• ESTRATTO DELLA FONTE

----------------

Il VersicherungsJournal ha ppubblicato i dati del Rapporto di attività 2025 dell’Ombudsman assicurativo tedesco (Versicherungsombudsmann e.V.), dal quale emerge che nel 2025 sono state presentate 360 richieste di procedimento di conciliazione contro intermediari assicurativi, con un incremento di circa l’8% rispetto all’anno precedente. Dopo due anni consecutivi di calo, la curva era già tornata a salire nel 2024 (+5%). Per un confronto: i reclami contro le compagnie assicurative sono aumentati di un terzo, raggiungendo il record di oltre 28.000 casi. I reclami contro gli intermediari rappresentano solo circa l’1,2% del totale, anche perché molti reclami contro gli agenti vengono attribuiti alle compagnie mandanti.

A differenza dei reclami contro le compagnie assicurative, l’Ombudsman non può emettere decisioni vincolanti nei confronti degli intermediari. Tuttavia, i consumatori ricevono “in ogni caso un esame giuridico competente con motivazione comprensibile”, che permette loro di valutare come procedere ulteriormente.

Meno di 1/3 dei reclami è stato chiuso come “ammissibile concluso” (nel 2023-2024 era quasi la metà). Oltre il 50% è stato respinto come inammissibile (rispetto al 40% dell’anno precedente) e circa 1/4 era ancora in lavorazione a fine anno.

----------------

Voci di dati raccolte:
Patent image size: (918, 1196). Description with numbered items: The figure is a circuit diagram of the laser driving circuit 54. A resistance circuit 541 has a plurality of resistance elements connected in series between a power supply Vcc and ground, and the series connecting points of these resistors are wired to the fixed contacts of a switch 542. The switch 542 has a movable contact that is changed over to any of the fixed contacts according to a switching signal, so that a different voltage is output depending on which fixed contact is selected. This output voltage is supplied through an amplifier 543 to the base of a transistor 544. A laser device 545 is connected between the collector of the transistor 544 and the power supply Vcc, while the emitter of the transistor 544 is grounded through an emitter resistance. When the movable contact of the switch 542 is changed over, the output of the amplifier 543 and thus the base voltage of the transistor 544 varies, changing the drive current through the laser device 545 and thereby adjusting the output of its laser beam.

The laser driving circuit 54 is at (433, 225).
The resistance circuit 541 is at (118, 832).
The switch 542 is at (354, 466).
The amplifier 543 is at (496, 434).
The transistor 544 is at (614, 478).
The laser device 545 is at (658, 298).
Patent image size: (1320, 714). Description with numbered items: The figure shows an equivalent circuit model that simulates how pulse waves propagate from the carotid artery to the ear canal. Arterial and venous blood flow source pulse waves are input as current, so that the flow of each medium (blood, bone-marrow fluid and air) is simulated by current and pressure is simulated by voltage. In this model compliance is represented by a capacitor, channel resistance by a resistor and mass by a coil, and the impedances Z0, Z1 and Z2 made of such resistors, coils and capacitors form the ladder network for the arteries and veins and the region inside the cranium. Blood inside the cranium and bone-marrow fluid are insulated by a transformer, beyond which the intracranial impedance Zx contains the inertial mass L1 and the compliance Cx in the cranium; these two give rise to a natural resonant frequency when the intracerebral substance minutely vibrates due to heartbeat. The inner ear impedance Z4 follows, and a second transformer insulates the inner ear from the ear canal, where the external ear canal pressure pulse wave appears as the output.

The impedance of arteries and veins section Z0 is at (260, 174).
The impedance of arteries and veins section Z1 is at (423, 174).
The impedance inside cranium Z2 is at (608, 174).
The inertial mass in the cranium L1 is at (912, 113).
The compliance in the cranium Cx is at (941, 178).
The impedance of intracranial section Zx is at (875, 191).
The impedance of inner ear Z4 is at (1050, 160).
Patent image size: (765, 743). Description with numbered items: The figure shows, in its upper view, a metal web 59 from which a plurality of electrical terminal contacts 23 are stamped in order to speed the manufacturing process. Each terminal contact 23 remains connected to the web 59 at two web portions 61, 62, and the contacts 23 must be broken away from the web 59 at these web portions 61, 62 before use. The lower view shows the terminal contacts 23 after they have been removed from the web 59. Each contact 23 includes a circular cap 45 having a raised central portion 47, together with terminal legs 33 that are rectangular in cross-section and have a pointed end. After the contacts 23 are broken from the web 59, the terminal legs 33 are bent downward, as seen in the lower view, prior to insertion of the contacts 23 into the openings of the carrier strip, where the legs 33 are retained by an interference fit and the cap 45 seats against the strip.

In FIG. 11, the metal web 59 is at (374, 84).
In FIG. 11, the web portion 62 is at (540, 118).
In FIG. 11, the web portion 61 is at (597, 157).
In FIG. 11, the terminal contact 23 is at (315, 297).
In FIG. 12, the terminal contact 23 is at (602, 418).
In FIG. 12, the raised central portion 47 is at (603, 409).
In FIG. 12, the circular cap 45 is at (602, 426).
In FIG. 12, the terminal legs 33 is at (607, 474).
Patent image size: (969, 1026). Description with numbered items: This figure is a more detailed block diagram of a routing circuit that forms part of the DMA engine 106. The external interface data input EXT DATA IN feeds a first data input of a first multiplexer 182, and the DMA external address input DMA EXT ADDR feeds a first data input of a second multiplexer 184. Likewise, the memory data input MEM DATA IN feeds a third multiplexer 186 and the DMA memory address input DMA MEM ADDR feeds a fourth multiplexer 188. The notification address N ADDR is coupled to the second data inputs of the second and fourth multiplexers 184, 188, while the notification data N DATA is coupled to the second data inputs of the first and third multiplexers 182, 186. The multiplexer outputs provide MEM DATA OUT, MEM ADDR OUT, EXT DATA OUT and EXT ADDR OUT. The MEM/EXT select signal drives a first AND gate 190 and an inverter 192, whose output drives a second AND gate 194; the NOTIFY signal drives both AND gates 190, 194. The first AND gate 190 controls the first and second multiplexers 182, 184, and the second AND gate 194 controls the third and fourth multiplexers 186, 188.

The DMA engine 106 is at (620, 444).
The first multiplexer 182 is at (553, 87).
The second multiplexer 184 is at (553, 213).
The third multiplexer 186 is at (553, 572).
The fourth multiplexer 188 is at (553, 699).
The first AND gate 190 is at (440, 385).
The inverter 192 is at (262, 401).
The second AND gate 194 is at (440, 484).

----------------

• DA FARE
- A) Elenca tutte le percentuali scritte con il simbolo % nel testo sull’Ombudsman assicurativo.
- B) Prosegui il testo sull’Ombudsman assicurativo a partire dall’ultima frase riportata.
I record non hanno alcun legame con il testo sull’Ombudsman assicurativo.

• SOLUZIONI
- A) 8%, 5%, 1,2%, 50%, 40%

- B)
A differenza delle accuse mosse alle compagnie assicurative, le richieste di risoluzione delle controversie nei confronti dei distributori hanno riguardato principalmente le assicurazioni sulla vita. A questo settore è stato attribuito più di un reclamo su quattro. Dopo il terzo aumento consecutivo, il numero attuale di richieste è superiore di circa la metà rispetto al 2022.

Mentre circa una richiesta su 13 (nel 2024: una su 12) riguardava l’assicurazione di tutela legale, una richiesta su 15 era di natura trasversale. Tra il 5% e il 4% delle richieste di risoluzione delle controversie riguardava l’assicurazione sulla casa, l’assicurazione contro l’invalidità professionale (BU) o l’assicurazione di responsabilità civile auto.